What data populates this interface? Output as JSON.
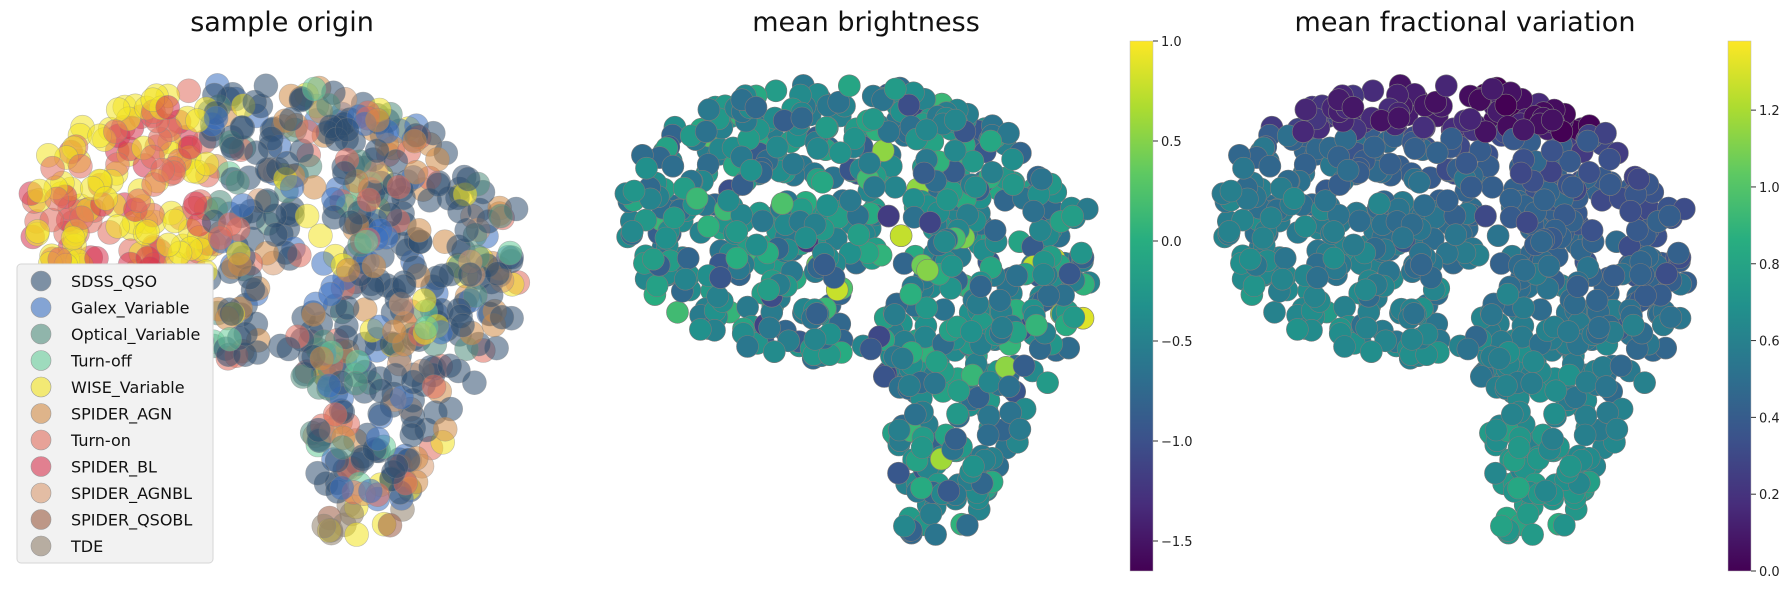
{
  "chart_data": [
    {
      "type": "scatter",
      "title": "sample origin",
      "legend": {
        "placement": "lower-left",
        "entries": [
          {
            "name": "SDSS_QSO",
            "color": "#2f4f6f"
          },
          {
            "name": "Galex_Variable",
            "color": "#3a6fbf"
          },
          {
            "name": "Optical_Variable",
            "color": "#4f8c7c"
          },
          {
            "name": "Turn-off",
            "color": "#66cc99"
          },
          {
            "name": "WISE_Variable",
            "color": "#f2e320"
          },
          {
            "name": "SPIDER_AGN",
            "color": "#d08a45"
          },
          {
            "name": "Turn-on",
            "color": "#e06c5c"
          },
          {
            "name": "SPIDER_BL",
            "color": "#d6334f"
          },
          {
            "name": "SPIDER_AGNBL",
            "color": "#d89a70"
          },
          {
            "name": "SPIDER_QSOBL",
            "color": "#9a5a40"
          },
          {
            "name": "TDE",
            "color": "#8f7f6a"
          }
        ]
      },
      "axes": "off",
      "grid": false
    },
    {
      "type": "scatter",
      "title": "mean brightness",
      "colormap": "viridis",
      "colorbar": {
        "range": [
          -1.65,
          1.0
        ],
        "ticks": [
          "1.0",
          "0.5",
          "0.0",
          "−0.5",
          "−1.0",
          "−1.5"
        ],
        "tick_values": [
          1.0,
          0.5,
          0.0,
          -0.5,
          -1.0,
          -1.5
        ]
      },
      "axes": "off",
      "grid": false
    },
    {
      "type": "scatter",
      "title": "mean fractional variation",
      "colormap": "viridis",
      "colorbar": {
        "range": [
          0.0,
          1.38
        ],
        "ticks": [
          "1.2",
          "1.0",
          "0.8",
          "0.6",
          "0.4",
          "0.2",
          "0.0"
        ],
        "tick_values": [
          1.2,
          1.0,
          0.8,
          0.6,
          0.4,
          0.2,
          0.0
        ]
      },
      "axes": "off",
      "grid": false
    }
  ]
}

==

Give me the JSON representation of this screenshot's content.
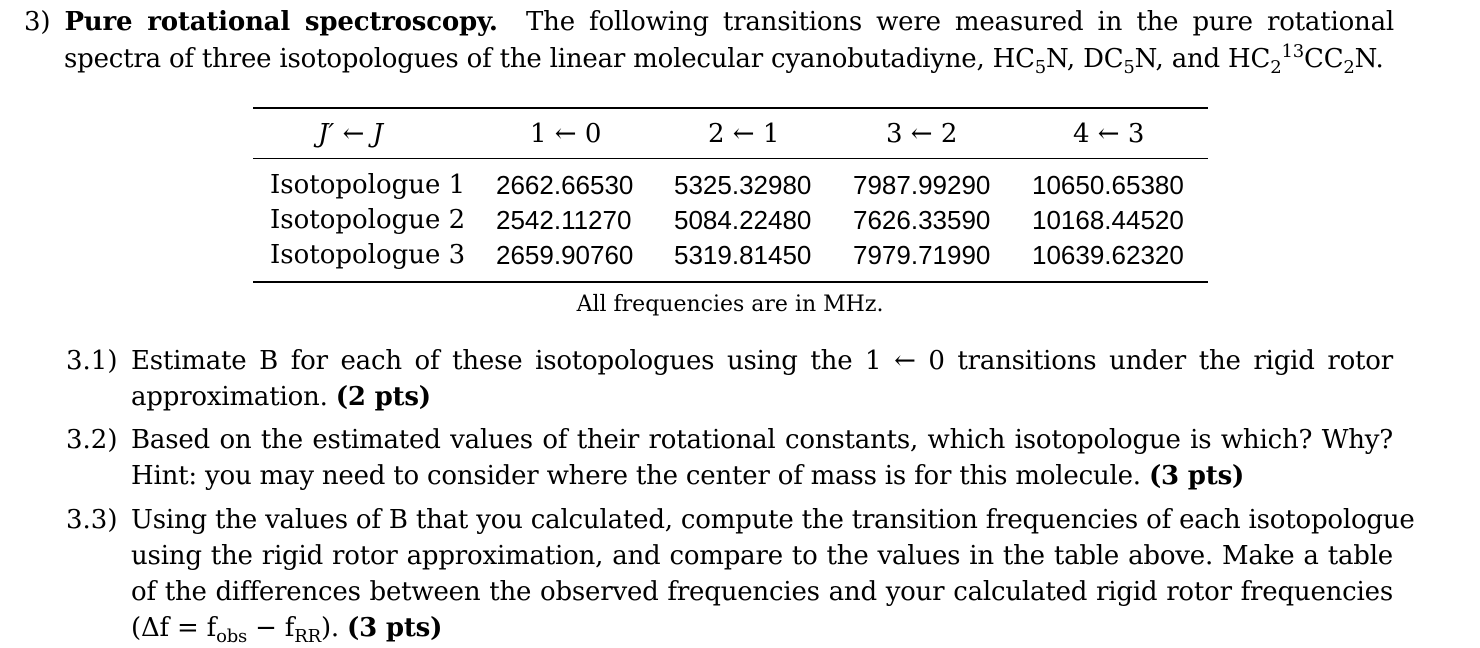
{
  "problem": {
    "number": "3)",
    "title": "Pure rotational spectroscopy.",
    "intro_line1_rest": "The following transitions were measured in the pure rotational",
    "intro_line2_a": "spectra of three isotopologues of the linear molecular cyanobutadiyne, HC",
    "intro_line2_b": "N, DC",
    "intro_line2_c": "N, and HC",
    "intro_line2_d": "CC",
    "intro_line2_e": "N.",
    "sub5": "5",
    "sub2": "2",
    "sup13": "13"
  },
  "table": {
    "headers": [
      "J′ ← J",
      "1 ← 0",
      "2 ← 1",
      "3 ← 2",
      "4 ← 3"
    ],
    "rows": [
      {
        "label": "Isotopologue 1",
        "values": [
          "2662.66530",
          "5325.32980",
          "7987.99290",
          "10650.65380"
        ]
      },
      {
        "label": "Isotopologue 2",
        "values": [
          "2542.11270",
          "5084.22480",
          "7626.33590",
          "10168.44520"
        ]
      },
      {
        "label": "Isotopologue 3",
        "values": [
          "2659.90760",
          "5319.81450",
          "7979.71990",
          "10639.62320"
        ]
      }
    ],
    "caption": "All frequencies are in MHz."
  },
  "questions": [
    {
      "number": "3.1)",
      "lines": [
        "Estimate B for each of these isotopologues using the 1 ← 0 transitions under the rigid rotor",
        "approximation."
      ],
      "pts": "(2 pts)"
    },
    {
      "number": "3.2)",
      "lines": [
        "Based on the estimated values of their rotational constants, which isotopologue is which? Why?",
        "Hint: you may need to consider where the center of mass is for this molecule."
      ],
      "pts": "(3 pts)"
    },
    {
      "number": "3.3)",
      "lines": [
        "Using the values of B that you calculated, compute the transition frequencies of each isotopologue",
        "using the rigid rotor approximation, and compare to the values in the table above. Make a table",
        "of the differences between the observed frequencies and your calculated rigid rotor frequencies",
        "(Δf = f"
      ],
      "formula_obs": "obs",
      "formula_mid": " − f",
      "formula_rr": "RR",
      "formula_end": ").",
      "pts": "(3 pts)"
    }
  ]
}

# WHAT YOU NEED TO DO:
Give the number of lines in the entries above that include the string "rotational". No other output is expected.

# OUTPUT FOR THIS EXERCISE:
3